RECORDS SUPPLIED =
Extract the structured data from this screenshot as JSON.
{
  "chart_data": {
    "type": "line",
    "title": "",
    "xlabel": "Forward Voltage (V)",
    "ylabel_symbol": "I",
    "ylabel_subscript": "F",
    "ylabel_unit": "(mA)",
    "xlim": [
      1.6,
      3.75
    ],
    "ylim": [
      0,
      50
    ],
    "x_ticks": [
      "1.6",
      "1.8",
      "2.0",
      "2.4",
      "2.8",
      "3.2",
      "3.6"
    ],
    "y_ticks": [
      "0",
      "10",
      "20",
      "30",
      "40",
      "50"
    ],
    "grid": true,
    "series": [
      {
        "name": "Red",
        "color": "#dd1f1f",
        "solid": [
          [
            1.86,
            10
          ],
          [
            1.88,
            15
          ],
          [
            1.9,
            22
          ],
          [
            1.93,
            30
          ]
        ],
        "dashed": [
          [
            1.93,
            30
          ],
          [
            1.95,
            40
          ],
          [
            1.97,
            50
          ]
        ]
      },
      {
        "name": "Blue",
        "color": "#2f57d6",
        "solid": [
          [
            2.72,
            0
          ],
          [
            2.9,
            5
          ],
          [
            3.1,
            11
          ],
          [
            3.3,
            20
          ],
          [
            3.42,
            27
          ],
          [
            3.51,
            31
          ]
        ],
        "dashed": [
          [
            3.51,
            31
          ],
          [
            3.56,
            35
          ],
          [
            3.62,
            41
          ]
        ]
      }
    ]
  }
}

--

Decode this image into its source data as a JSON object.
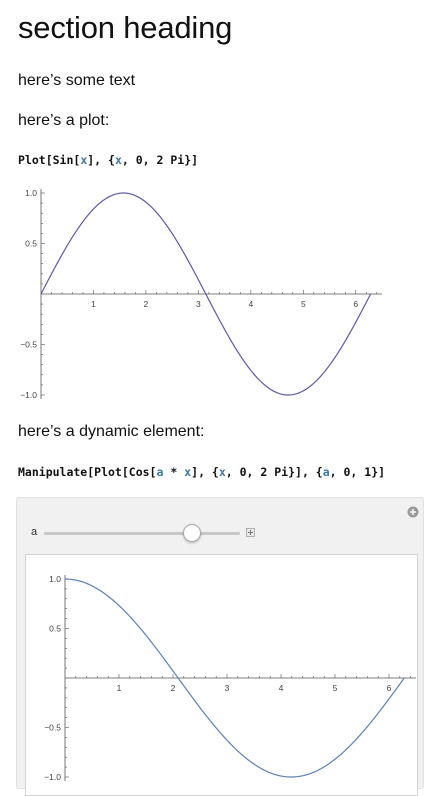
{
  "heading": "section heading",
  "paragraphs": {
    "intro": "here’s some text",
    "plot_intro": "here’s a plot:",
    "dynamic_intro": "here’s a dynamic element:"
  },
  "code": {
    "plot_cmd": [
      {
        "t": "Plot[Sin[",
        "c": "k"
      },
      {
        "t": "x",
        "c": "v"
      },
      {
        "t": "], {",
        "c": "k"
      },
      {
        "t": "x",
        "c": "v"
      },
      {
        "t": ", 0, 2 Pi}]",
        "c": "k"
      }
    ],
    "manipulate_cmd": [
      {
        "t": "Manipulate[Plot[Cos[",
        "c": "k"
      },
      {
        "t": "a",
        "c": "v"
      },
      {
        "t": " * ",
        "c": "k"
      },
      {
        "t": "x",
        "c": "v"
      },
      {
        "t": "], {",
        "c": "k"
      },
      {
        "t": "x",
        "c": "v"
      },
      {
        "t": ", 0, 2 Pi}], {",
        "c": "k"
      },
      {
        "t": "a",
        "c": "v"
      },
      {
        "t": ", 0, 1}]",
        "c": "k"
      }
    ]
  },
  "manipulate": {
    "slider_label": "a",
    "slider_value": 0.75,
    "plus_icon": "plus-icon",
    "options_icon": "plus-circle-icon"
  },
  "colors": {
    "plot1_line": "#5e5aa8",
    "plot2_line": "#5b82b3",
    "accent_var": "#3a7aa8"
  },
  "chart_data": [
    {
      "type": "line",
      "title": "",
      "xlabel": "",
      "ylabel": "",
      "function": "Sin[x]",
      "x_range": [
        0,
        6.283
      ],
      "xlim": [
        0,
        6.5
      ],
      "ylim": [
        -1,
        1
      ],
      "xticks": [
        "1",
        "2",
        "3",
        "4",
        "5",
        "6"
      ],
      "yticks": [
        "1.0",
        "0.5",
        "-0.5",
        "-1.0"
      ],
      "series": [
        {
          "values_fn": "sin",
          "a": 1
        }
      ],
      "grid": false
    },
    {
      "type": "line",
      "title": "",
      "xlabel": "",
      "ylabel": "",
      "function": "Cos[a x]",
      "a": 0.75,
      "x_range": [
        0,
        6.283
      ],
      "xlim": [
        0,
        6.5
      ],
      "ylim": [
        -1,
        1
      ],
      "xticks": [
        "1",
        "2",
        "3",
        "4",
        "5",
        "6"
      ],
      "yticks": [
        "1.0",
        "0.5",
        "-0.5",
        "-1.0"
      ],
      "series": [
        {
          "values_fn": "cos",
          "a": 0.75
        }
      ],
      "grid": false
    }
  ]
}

TASK REQUIREMENTS =
Read the data above. Pull out each line in which the string "here" appears.

SOLUTION FOR THIS EXERCISE =
    "intro": "here’s some text",
    "plot_intro": "here’s a plot:",
    "dynamic_intro": "here’s a dynamic element:"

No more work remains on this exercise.